Collected data entries -

---------------

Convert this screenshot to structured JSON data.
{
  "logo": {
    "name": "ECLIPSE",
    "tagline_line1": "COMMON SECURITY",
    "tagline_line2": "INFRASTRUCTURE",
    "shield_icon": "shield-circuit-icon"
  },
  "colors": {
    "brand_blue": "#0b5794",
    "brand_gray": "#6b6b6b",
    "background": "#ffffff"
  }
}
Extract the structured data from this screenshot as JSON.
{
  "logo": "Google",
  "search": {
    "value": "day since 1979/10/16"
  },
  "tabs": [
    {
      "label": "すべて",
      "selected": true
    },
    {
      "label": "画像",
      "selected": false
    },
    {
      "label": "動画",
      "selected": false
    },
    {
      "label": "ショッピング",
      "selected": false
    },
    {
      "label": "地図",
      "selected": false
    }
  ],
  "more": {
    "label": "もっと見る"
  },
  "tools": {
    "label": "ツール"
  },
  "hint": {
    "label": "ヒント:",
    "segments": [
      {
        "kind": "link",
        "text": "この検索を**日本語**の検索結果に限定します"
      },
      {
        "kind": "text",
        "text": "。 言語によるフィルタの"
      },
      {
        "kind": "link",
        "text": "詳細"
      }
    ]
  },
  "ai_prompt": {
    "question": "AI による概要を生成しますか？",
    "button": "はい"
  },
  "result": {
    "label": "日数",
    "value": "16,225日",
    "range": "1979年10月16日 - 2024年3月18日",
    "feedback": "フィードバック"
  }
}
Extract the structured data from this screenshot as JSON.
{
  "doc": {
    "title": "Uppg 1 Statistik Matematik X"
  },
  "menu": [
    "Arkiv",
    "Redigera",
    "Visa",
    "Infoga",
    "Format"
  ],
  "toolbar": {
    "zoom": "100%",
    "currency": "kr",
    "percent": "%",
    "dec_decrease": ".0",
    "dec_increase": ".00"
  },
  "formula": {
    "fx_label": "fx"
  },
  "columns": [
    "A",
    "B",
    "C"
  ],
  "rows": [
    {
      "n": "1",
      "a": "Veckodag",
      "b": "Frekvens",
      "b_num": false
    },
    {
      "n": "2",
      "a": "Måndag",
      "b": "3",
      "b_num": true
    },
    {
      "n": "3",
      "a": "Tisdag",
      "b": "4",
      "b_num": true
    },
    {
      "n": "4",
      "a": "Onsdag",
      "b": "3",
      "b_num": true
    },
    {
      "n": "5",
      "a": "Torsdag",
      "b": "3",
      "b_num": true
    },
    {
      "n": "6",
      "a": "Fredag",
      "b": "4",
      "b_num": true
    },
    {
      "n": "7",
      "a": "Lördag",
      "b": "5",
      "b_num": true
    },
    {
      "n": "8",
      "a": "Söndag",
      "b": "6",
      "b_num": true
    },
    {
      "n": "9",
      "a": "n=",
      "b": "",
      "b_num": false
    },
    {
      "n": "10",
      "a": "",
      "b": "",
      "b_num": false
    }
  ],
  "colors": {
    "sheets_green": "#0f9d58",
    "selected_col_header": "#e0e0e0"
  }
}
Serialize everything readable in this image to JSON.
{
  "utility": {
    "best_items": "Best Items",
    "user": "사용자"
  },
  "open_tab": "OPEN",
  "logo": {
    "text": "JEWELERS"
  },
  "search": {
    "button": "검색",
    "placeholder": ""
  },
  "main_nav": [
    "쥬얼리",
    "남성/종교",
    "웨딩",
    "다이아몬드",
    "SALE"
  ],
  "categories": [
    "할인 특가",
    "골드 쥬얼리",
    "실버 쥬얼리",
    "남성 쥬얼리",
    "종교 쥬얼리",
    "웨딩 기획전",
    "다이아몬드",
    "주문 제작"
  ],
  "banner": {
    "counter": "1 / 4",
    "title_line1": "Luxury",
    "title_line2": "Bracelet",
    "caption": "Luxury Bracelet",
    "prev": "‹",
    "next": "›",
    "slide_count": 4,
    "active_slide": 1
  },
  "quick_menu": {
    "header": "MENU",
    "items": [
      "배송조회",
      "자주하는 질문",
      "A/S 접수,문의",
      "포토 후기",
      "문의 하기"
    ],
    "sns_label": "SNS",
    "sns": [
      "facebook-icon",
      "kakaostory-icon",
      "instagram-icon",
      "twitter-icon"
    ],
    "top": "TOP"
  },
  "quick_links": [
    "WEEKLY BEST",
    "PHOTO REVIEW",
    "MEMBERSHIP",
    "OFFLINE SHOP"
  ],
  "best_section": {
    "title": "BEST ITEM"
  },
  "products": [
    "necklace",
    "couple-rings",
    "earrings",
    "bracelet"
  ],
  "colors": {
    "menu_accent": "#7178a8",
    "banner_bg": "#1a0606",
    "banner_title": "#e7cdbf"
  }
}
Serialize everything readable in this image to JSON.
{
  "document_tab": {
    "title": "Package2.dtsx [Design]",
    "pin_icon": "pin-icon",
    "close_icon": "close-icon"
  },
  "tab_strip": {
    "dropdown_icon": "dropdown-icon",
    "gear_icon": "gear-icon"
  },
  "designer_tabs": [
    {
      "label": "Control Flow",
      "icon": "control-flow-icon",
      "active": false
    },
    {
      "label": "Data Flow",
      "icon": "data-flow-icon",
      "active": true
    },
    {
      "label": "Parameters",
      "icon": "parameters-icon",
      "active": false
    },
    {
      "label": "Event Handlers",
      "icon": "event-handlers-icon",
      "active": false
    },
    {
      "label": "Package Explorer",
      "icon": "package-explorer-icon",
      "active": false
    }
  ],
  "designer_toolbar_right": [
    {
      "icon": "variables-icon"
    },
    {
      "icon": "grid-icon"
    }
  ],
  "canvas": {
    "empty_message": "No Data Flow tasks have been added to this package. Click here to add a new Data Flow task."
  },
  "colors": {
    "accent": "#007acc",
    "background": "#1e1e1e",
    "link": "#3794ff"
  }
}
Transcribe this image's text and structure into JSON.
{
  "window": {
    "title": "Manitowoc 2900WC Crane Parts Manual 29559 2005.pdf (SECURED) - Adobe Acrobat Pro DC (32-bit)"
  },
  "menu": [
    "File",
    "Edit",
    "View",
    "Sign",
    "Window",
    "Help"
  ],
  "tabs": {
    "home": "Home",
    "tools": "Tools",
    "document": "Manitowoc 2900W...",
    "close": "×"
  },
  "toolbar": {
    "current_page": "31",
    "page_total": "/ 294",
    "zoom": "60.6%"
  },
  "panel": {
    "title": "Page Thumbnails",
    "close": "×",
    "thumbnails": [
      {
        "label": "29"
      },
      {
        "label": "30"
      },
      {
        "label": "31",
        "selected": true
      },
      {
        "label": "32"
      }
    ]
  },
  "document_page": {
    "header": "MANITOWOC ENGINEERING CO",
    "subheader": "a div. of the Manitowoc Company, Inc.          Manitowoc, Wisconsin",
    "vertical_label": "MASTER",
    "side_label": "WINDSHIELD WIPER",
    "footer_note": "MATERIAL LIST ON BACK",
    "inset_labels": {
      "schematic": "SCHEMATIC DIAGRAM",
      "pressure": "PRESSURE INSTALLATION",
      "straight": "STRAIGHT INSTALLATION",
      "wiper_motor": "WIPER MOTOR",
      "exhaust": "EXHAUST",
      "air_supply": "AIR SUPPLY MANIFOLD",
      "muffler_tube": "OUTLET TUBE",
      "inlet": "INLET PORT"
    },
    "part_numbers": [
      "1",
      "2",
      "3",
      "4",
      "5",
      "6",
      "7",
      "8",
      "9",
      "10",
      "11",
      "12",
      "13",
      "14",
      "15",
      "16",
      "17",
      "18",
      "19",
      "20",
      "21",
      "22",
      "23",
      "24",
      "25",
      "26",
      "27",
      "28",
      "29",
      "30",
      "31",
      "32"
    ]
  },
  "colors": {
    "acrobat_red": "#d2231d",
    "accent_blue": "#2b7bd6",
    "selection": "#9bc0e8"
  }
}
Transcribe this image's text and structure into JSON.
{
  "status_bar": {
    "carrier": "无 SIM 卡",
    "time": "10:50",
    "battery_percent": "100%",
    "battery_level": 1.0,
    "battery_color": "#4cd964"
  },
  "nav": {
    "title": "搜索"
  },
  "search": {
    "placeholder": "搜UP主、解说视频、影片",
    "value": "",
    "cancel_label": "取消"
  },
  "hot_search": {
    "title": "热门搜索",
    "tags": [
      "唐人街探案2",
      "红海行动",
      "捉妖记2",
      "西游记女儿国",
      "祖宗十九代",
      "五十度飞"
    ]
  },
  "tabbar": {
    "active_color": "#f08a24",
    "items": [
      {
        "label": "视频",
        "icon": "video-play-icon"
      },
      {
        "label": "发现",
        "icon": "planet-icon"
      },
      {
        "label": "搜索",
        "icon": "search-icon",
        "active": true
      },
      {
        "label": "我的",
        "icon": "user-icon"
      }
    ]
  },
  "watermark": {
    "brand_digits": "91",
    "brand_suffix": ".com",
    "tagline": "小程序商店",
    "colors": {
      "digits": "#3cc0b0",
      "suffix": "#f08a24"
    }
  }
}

---------------

YOUR TASK - Find every line in the records above that contains the word "background", and copy each one.

ANSWER TO THE EXERCISE -
    "background": "#ffffff"
    "background": "#1e1e1e",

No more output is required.